[Records from a data source]
* * * * * * * * *
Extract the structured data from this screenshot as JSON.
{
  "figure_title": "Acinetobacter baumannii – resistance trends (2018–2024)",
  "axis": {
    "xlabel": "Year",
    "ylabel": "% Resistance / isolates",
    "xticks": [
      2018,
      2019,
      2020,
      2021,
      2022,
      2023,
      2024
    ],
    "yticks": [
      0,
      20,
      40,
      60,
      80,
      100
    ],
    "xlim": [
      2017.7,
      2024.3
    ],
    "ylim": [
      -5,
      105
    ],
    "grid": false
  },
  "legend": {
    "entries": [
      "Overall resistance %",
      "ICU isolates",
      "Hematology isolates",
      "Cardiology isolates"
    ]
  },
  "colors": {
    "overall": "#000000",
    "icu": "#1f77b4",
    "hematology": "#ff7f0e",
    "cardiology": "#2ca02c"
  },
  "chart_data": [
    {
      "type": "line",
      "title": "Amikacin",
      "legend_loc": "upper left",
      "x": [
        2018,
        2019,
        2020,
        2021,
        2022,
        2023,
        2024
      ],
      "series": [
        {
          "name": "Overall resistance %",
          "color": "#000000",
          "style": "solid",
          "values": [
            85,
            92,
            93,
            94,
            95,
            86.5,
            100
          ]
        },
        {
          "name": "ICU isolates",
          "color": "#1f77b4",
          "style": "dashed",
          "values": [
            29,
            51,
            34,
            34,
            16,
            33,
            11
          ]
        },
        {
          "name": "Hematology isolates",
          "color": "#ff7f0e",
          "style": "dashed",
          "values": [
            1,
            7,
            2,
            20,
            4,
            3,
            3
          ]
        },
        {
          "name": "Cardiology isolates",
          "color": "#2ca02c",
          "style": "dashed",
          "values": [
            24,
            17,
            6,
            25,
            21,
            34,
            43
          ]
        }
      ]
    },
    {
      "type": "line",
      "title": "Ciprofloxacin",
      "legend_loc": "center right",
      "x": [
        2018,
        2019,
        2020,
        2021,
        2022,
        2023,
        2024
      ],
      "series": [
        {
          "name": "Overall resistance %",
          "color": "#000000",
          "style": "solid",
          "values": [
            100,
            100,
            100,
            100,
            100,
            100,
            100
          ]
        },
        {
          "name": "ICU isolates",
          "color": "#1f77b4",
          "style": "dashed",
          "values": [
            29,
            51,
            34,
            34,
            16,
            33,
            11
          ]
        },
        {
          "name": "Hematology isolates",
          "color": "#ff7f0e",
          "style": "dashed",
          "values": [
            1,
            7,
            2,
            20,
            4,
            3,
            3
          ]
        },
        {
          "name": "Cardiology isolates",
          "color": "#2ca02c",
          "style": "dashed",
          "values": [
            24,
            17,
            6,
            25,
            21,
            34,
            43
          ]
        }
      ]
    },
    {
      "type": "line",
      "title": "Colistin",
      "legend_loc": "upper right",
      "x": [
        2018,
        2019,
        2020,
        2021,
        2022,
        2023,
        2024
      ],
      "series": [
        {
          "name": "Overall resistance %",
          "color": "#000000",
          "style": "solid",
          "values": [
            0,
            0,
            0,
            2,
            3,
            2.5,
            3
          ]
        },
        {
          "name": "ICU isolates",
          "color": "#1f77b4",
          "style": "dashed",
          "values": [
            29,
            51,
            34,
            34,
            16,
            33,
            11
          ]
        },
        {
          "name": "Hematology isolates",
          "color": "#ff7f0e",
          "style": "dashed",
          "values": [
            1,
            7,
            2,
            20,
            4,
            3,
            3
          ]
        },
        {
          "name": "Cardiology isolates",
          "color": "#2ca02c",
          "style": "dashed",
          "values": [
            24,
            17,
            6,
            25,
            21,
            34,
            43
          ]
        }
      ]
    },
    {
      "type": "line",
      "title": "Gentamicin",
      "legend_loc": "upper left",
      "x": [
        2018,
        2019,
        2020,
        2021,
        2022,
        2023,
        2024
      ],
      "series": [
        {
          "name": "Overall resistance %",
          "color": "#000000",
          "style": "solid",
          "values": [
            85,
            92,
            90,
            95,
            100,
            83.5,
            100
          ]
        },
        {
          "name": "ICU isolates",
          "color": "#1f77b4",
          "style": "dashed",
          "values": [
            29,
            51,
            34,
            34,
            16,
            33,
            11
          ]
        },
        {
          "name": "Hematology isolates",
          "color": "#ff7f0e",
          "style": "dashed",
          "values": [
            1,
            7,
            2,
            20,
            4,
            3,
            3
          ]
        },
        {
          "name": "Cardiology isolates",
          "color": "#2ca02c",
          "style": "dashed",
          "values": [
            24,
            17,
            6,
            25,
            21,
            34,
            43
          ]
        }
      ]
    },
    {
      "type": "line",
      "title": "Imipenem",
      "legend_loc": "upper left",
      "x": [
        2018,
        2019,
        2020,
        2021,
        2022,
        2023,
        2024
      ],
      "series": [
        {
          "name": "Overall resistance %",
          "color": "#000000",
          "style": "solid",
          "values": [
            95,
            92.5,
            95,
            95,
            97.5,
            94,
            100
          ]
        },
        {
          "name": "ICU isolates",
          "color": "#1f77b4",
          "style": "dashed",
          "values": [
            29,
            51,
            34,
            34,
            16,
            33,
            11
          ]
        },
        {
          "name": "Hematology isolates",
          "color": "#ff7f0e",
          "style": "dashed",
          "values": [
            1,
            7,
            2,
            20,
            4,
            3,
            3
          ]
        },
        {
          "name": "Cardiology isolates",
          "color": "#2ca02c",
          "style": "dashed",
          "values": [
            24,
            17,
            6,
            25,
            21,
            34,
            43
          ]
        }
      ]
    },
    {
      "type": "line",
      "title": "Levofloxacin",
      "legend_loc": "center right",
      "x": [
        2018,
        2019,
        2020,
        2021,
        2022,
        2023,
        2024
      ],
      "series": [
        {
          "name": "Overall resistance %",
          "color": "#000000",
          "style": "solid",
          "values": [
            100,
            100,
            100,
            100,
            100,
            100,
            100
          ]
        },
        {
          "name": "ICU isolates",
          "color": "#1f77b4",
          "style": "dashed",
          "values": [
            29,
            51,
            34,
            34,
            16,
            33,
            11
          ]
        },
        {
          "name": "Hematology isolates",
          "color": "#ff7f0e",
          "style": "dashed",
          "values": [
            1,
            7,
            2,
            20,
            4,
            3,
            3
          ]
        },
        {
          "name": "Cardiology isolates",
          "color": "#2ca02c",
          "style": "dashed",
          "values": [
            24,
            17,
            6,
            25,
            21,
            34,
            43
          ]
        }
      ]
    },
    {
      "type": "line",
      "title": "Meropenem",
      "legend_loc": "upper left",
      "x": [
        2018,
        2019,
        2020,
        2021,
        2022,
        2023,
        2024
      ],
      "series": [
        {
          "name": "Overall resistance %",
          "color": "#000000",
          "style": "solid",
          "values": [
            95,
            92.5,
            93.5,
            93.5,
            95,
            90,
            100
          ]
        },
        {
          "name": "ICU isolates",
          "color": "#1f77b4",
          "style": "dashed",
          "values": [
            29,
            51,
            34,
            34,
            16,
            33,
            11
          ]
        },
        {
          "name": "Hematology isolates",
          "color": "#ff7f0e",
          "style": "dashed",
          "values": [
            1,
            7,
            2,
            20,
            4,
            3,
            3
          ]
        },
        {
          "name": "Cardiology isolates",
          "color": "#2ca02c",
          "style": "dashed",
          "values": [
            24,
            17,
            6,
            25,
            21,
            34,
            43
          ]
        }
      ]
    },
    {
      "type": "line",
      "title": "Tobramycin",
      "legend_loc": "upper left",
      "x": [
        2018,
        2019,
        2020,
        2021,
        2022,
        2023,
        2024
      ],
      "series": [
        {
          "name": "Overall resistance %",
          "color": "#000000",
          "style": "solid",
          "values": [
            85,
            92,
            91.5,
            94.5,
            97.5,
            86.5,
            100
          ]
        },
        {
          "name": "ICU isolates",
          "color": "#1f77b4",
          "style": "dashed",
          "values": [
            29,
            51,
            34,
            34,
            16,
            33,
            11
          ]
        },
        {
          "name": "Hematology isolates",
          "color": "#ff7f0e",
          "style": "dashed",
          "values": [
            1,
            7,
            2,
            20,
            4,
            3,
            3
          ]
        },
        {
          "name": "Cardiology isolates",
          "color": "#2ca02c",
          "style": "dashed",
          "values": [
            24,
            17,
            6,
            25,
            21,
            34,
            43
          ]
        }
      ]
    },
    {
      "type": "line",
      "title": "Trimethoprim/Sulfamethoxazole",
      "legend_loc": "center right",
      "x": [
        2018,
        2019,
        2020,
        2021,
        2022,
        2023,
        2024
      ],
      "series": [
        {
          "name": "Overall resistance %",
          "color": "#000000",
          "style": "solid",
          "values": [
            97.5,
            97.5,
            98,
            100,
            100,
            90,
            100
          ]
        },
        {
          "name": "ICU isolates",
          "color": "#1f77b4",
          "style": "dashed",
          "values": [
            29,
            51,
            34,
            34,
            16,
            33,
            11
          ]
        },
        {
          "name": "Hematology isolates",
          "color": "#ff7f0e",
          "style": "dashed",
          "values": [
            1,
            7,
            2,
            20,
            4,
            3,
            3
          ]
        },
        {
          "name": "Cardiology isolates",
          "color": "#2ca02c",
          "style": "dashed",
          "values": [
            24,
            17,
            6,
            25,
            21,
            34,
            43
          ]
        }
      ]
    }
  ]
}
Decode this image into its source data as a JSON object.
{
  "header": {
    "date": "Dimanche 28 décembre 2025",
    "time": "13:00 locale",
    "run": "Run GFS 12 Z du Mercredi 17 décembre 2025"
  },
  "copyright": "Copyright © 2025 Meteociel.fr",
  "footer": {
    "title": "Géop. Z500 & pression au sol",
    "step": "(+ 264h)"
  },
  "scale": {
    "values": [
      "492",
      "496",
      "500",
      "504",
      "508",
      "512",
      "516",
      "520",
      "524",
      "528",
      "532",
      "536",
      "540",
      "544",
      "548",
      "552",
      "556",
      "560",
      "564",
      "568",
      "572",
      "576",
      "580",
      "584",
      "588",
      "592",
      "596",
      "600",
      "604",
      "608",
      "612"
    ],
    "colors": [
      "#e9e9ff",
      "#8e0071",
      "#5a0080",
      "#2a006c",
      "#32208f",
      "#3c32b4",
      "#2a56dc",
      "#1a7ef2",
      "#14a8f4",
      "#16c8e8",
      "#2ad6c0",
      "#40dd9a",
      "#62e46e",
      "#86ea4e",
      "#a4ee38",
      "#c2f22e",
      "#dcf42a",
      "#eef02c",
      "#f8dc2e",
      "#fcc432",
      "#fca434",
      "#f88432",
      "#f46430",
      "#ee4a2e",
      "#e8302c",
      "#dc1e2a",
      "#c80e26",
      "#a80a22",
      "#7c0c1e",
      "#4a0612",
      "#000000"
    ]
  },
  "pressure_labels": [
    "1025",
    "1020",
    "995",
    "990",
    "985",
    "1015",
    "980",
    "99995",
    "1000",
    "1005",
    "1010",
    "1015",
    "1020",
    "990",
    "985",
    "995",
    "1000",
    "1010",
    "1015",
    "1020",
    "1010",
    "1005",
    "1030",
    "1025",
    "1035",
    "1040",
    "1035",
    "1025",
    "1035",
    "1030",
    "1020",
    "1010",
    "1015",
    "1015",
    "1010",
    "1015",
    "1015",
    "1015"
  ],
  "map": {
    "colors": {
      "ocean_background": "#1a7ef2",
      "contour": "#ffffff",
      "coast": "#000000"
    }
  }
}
* * * * * * * * *
-- Task goal --
Please quote nothing but the lines from the line with "Decode this image" through the end of the data above, exactly as written, ends included.

-- Finished answer --
Decode this image into its source data as a JSON object.
{
  "header": {
    "date": "Dimanche 28 décembre 2025",
    "time": "13:00 locale",
    "run": "Run GFS 12 Z du Mercredi 17 décembre 2025"
  },
  "copyright": "Copyright © 2025 Meteociel.fr",
  "footer": {
    "title": "Géop. Z500 & pression au sol",
    "step": "(+ 264h)"
  },
  "scale": {
    "values": [
      "492",
      "496",
      "500",
      "504",
      "508",
      "512",
      "516",
      "520",
      "524",
      "528",
      "532",
      "536",
      "540",
      "544",
      "548",
      "552",
      "556",
      "560",
      "564",
      "568",
      "572",
      "576",
      "580",
      "584",
      "588",
      "592",
      "596",
      "600",
      "604",
      "608",
      "612"
    ],
    "colors": [
      "#e9e9ff",
      "#8e0071",
      "#5a0080",
      "#2a006c",
      "#32208f",
      "#3c32b4",
      "#2a56dc",
      "#1a7ef2",
      "#14a8f4",
      "#16c8e8",
      "#2ad6c0",
      "#40dd9a",
      "#62e46e",
      "#86ea4e",
      "#a4ee38",
      "#c2f22e",
      "#dcf42a",
      "#eef02c",
      "#f8dc2e",
      "#fcc432",
      "#fca434",
      "#f88432",
      "#f46430",
      "#ee4a2e",
      "#e8302c",
      "#dc1e2a",
      "#c80e26",
      "#a80a22",
      "#7c0c1e",
      "#4a0612",
      "#000000"
    ]
  },
  "pressure_labels": [
    "1025",
    "1020",
    "995",
    "990",
    "985",
    "1015",
    "980",
    "99995",
    "1000",
    "1005",
    "1010",
    "1015",
    "1020",
    "990",
    "985",
    "995",
    "1000",
    "1010",
    "1015",
    "1020",
    "1010",
    "1005",
    "1030",
    "1025",
    "1035",
    "1040",
    "1035",
    "1025",
    "1035",
    "1030",
    "1020",
    "1010",
    "1015",
    "1015",
    "1010",
    "1015",
    "1015",
    "1015"
  ],
  "map": {
    "colors": {
      "ocean_background": "#1a7ef2",
      "contour": "#ffffff",
      "coast": "#000000"
    }
  }
}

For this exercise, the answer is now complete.